• [EXERCISE] Nothing before the line containing "OCR this image." belongs in the answer; quote that line and all lines after it through the end of the material, word for word.

___ LISTED RECORDS ___

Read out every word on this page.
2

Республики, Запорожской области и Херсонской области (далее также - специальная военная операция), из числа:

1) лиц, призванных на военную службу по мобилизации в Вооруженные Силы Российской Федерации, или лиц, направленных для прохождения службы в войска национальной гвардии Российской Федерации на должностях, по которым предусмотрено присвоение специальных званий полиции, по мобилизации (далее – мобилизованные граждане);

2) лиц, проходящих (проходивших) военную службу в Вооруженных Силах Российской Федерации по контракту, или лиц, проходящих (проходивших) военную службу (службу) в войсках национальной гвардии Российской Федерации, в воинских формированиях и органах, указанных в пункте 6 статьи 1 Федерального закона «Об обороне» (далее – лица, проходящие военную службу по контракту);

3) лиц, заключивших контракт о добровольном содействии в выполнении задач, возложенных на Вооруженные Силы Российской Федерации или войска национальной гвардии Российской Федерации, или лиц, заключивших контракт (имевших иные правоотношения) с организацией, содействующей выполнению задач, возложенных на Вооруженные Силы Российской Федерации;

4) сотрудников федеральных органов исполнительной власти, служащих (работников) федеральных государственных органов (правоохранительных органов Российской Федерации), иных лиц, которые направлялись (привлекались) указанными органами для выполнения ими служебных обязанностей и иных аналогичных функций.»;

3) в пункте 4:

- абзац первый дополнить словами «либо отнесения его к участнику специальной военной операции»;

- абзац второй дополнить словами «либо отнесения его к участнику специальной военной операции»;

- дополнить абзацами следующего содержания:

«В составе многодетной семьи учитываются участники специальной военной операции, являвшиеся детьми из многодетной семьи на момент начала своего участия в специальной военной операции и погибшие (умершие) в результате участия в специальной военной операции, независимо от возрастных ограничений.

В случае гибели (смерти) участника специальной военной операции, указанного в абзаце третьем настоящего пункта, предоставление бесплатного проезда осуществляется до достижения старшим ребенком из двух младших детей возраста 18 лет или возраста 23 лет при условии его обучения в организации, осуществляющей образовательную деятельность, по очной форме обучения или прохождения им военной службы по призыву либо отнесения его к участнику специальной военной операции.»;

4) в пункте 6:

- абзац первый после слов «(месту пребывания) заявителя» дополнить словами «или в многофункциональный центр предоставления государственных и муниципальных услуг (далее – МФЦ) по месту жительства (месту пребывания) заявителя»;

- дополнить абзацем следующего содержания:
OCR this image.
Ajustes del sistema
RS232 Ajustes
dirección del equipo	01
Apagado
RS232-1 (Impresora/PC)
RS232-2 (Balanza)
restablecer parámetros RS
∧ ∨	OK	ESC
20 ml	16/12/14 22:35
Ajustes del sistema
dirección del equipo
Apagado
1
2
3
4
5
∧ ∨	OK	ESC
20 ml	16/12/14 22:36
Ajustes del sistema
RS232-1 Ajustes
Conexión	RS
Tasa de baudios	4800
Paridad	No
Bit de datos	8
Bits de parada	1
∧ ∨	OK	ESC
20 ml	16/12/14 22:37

___

• [FULL ANSWER]
OCR this image.
Ajustes del sistema
RS232 Ajustes
dirección del equipo	01
Apagado
RS232-1 (Impresora/PC)
RS232-2 (Balanza)
restablecer parámetros RS
∧ ∨	OK	ESC
20 ml	16/12/14 22:35
Ajustes del sistema
dirección del equipo
Apagado
1
2
3
4
5
∧ ∨	OK	ESC
20 ml	16/12/14 22:36
Ajustes del sistema
RS232-1 Ajustes
Conexión	RS
Tasa de baudios	4800
Paridad	No
Bit de datos	8
Bits de parada	1
∧ ∨	OK	ESC
20 ml	16/12/14 22:37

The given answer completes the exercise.